◆ Your objective ◆
State how many lines contain the string "regulations", and write nothing else.

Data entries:
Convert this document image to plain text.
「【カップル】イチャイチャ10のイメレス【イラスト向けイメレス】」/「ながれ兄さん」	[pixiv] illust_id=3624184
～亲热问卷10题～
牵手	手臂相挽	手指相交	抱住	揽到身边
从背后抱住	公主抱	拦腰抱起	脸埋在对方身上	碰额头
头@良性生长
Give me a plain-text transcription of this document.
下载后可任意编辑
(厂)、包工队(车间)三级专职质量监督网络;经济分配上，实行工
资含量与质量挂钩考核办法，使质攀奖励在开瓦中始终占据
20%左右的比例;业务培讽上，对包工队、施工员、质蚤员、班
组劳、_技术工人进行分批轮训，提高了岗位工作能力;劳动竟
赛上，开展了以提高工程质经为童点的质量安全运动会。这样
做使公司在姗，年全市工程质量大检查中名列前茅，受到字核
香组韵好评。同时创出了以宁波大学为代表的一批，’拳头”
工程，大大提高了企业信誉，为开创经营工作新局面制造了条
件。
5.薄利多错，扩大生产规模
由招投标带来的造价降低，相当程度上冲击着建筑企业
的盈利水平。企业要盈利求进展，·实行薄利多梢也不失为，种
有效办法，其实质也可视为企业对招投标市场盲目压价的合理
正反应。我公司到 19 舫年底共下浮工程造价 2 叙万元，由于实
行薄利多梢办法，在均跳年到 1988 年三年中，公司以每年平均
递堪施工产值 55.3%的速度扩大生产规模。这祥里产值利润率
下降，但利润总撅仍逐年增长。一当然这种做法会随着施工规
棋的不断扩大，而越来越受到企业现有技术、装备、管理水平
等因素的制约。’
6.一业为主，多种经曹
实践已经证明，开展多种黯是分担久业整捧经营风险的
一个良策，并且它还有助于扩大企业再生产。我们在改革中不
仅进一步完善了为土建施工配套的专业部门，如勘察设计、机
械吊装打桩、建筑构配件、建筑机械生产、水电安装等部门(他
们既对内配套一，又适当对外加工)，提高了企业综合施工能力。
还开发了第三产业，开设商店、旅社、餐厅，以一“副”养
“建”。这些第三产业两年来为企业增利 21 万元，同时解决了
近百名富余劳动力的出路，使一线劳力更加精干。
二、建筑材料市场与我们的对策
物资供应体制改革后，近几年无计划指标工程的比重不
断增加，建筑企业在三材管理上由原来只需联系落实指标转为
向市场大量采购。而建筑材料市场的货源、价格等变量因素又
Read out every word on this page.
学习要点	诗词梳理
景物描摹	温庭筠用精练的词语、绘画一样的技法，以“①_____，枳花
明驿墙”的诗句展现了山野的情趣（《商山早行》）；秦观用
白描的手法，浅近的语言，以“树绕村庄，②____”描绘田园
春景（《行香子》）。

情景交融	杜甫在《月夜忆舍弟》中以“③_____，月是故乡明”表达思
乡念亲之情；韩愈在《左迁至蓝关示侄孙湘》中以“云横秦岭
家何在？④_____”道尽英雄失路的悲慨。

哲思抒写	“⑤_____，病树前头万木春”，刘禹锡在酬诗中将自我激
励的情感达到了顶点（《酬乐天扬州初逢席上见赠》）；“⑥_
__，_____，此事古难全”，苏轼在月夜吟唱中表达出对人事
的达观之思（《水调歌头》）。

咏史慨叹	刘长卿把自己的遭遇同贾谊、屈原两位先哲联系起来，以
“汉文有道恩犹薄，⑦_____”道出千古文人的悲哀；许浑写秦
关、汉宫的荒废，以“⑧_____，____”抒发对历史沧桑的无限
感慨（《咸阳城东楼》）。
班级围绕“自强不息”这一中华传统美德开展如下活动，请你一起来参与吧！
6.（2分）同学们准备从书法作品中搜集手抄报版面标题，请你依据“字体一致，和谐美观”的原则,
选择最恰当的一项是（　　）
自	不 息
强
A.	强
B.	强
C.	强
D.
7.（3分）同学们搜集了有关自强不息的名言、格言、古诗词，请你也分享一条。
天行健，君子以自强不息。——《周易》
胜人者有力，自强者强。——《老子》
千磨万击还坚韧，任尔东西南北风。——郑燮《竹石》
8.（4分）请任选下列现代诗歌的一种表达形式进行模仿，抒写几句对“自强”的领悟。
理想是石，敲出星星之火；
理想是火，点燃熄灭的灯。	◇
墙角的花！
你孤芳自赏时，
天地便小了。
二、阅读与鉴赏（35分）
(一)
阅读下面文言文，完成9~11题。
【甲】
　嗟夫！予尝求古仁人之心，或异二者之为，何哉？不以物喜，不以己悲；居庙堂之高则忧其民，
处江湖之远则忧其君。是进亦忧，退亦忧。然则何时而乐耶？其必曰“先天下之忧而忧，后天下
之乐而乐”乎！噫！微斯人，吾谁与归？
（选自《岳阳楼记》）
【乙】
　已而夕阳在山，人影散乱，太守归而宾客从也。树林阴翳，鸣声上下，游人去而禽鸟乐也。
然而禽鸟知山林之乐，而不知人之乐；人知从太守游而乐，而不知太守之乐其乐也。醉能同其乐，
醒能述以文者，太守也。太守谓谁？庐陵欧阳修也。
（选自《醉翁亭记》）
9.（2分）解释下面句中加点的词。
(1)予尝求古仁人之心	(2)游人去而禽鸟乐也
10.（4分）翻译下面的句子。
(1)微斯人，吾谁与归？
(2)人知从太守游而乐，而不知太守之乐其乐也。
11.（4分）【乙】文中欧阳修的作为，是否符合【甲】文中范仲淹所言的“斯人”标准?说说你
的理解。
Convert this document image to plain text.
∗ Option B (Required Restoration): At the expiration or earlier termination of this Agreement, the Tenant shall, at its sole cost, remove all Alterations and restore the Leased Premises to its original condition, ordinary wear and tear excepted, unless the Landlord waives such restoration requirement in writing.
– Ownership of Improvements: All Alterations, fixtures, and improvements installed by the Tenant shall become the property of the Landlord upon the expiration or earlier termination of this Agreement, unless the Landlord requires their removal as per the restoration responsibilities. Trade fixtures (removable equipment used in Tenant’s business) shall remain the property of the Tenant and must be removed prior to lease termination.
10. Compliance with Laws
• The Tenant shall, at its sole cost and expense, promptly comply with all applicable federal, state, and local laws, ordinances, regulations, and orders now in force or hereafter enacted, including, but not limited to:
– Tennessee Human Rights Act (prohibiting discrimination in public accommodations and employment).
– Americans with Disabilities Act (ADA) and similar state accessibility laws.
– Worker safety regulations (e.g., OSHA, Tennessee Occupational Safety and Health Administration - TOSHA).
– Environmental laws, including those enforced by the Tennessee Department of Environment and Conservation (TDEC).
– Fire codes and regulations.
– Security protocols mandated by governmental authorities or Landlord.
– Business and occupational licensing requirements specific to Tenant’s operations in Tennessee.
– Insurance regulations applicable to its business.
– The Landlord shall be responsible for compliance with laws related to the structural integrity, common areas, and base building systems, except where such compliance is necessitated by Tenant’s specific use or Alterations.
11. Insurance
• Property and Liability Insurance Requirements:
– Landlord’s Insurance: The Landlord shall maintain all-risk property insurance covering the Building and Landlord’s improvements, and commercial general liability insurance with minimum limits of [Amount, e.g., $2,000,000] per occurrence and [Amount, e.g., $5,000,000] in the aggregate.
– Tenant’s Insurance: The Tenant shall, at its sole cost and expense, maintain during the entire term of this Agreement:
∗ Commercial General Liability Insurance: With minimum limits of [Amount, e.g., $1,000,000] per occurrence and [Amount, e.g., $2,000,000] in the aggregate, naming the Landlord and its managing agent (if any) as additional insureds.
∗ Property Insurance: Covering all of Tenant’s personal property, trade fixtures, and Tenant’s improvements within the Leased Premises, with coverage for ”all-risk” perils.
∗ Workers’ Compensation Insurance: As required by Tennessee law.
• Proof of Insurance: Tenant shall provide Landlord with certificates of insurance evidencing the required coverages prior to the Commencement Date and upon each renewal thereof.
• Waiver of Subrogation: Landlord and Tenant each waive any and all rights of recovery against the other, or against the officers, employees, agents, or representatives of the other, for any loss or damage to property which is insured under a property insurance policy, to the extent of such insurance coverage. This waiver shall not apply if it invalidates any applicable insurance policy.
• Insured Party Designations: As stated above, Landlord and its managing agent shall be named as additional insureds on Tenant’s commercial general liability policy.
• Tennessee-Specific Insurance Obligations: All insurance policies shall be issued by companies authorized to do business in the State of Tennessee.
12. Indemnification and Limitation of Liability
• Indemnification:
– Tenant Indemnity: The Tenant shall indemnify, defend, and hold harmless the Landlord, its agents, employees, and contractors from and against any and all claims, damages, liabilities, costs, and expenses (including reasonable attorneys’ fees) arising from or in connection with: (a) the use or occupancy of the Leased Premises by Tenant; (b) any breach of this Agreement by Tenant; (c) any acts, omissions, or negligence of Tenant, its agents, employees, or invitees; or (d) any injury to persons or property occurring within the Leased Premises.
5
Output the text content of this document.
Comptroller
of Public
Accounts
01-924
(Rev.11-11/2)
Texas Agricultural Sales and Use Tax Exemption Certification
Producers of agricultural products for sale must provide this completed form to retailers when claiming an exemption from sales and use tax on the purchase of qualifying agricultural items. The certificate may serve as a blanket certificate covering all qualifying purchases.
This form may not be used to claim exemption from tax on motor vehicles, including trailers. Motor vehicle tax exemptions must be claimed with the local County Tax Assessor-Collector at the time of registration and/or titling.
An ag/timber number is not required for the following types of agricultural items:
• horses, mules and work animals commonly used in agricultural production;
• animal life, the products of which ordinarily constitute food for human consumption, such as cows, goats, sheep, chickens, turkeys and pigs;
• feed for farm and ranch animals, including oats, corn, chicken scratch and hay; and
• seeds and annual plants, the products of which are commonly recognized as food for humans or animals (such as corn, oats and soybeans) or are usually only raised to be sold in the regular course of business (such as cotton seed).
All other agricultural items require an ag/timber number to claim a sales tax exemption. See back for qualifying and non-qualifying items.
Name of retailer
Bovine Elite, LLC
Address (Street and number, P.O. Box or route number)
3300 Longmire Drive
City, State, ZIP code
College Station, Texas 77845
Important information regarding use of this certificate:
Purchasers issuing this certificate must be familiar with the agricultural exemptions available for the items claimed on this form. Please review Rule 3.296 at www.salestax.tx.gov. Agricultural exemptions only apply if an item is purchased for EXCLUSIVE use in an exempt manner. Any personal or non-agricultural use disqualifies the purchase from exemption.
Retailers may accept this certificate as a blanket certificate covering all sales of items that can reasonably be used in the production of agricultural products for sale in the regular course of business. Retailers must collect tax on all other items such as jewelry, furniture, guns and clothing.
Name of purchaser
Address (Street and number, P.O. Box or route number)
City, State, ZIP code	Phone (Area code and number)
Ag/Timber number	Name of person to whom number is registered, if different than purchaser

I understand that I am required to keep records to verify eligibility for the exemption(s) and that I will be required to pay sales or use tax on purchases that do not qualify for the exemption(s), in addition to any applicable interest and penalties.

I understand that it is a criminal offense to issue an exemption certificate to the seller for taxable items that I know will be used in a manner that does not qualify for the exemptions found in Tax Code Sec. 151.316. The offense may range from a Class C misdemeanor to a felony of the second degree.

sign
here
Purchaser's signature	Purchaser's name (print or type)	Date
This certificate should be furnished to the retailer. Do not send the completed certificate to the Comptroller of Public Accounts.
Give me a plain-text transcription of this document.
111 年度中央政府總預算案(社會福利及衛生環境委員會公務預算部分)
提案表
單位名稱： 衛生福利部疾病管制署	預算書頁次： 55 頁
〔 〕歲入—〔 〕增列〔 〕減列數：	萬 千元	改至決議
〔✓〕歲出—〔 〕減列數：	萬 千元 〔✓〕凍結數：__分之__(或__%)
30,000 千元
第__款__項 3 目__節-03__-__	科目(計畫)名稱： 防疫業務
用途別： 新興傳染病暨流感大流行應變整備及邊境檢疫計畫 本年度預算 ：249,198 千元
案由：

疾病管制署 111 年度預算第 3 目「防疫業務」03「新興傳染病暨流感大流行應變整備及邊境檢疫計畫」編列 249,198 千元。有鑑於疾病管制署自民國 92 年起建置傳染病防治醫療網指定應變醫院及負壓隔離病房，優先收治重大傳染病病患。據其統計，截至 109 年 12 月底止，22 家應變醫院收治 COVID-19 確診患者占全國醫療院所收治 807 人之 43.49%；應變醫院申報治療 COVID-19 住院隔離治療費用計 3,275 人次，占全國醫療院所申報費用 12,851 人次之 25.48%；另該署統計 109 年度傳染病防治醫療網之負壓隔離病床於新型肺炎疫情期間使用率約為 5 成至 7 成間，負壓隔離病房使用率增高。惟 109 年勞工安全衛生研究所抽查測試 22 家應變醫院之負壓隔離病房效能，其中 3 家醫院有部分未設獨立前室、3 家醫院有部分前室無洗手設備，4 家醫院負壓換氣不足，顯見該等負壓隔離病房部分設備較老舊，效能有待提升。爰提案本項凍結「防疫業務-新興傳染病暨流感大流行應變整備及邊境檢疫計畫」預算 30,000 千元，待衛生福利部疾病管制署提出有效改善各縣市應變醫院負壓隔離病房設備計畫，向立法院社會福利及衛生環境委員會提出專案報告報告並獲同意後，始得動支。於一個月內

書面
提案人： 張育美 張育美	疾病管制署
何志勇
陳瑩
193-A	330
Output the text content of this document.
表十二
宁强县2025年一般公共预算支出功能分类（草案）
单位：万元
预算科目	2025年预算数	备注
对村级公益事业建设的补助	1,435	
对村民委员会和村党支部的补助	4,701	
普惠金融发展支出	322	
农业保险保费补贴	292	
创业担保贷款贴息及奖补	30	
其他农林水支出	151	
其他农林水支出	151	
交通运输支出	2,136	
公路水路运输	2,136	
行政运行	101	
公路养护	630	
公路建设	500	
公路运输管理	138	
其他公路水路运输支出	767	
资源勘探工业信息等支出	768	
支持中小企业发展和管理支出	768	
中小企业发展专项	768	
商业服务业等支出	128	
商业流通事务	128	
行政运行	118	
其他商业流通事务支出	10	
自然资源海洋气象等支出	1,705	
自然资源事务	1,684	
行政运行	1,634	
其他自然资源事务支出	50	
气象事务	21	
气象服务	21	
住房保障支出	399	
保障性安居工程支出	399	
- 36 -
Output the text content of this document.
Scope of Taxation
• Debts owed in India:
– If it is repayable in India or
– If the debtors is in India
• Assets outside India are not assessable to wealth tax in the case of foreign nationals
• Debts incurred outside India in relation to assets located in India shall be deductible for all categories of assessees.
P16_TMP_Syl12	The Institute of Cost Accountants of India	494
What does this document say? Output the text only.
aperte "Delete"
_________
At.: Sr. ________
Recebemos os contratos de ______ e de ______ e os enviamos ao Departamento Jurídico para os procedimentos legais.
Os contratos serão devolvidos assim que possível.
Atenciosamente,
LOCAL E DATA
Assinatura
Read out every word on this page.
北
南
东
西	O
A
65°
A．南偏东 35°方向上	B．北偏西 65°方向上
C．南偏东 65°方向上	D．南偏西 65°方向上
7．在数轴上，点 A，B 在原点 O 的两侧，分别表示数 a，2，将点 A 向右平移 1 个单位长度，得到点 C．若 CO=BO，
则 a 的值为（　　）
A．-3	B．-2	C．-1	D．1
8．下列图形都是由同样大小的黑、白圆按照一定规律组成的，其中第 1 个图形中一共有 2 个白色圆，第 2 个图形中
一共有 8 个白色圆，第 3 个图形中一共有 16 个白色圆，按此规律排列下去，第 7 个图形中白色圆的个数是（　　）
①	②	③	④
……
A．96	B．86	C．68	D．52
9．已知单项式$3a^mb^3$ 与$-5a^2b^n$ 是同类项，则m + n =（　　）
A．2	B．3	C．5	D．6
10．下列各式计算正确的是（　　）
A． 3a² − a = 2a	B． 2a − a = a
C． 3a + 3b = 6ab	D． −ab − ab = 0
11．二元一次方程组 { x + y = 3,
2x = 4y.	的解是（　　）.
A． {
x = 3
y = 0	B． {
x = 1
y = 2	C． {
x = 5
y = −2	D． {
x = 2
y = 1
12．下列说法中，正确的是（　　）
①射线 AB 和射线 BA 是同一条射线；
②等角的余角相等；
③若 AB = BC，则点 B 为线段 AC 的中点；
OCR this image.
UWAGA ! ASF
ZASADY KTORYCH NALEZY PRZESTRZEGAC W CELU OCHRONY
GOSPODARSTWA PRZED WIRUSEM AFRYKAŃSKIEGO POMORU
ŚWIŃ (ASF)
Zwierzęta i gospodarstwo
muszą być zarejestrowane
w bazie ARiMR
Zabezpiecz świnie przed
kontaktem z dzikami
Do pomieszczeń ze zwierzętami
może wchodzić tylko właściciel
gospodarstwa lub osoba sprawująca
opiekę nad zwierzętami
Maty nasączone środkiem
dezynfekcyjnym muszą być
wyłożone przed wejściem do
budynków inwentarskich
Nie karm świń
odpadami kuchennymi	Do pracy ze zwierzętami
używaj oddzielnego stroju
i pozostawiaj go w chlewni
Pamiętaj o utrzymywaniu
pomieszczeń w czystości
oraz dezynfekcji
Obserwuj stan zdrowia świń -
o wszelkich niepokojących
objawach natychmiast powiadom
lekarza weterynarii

◆ The result ◆
4